→ **DOCUMENT PASSAGE**:
___

The present invention provides a process for hydrolysis of carbonates, preferably polycarbonates, comprising the following steps:

(i) providing a carbonate, at least one hydrolysis catalyst and water, wherein the at least one hydrolysis catalyst is a salt of an oxy acid of an element from group 5, 6, 14 or 15 of the Periodic Table of the Elements. , wherein the pK _B value of the anion of the salt ranges from 0.1 to 7.0, and

(ii) carrying out hydrolysis by contacting the components from step (i) to obtain at least one hydrolysis product and carbon dioxide,

The process according to the invention herein is characterized in that in step (ii) at least one phase-transfer catalyst is present, wherein the at least one phase-transfer catalyst comprises a charged organic molecule.

The term “carbonate” in the context of the present invention refers to a chemical compound comprising one, at least one or more carbonate group(s). The carbonate group should be understood to mean the functional group R-O-(C=O)-O-R, where the two radicals R may in each case be the same or different. The term particularly preferably denotes a chemical compound comprising at least one carbonate group. However, a distinction is often made between carbonate and polycarbonate to account for the different reaction products, but according to the present invention the carbonate may also readily be a polycarbonate. The carbonate very particularly preferably contains only one carbonate group.

___

→ **DATA LINES**:
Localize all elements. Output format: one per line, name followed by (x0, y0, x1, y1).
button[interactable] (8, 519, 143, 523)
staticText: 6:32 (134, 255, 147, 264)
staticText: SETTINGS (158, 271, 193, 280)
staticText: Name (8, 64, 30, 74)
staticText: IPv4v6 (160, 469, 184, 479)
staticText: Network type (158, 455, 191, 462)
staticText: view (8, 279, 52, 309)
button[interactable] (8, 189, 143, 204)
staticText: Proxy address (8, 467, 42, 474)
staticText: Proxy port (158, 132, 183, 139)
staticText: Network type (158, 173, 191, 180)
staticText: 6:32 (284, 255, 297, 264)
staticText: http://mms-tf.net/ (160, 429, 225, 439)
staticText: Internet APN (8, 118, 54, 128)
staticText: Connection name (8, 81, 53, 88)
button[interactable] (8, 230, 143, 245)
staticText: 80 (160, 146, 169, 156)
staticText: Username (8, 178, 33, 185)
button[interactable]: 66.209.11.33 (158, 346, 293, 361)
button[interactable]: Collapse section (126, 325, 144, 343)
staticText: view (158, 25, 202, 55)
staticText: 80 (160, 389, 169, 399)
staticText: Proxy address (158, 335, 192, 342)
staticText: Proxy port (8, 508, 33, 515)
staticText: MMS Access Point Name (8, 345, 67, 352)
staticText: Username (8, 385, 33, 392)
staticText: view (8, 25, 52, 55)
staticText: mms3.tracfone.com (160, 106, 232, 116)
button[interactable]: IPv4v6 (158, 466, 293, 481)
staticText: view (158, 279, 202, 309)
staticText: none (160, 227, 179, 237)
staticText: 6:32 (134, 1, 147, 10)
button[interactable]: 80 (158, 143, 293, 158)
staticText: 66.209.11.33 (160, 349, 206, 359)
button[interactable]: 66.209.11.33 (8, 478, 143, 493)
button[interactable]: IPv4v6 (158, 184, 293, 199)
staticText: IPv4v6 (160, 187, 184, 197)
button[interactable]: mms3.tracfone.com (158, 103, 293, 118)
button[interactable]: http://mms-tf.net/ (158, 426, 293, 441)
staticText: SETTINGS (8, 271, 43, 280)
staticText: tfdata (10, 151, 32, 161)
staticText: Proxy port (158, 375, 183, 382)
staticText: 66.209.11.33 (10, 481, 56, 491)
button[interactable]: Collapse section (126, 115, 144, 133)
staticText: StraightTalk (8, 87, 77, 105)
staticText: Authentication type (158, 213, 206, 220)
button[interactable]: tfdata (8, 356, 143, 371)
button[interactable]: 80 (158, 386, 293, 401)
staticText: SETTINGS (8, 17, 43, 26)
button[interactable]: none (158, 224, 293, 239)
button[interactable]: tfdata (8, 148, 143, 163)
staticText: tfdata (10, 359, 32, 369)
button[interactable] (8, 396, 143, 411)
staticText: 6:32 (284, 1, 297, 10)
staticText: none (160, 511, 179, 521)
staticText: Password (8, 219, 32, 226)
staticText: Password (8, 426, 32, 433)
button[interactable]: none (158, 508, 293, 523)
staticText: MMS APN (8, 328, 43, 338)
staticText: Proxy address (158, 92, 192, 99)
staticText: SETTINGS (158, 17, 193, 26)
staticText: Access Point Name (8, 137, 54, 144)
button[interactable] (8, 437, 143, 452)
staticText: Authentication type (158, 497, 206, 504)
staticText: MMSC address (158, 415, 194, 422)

___

→ **YOUR TASKS**:
[1] According to the carbonate hydrolysis passage, what does the phase-transfer catalyst in step (ii) comprise?
[2] Write out the carbonate hydrolysis passage again, starting with "The present invention provides" and going on through "charged organic molecule.", and swap "water" for "steam".

→ **ANSWERS FOR THE EXERCISE**:
[1] A charged organic molecule.

[2]
The present invention provides a process for hydrolysis of carbonates, preferably polycarbonates, comprising the following steps:

(i) providing a carbonate, at least one hydrolysis catalyst and steam, wherein the at least one hydrolysis catalyst is a salt of an oxy acid of an element from group 5, 6, 14 or 15 of the Periodic Table of the Elements. , wherein the pK _B value of the anion of the salt ranges from 0.1 to 7.0, and

(ii) carrying out hydrolysis by contacting the components from step (i) to obtain at least one hydrolysis product and carbon dioxide,

The process according to the invention herein is characterized in that in step (ii) at least one phase-transfer catalyst is present, wherein the at least one phase-transfer catalyst comprises a charged organic molecule.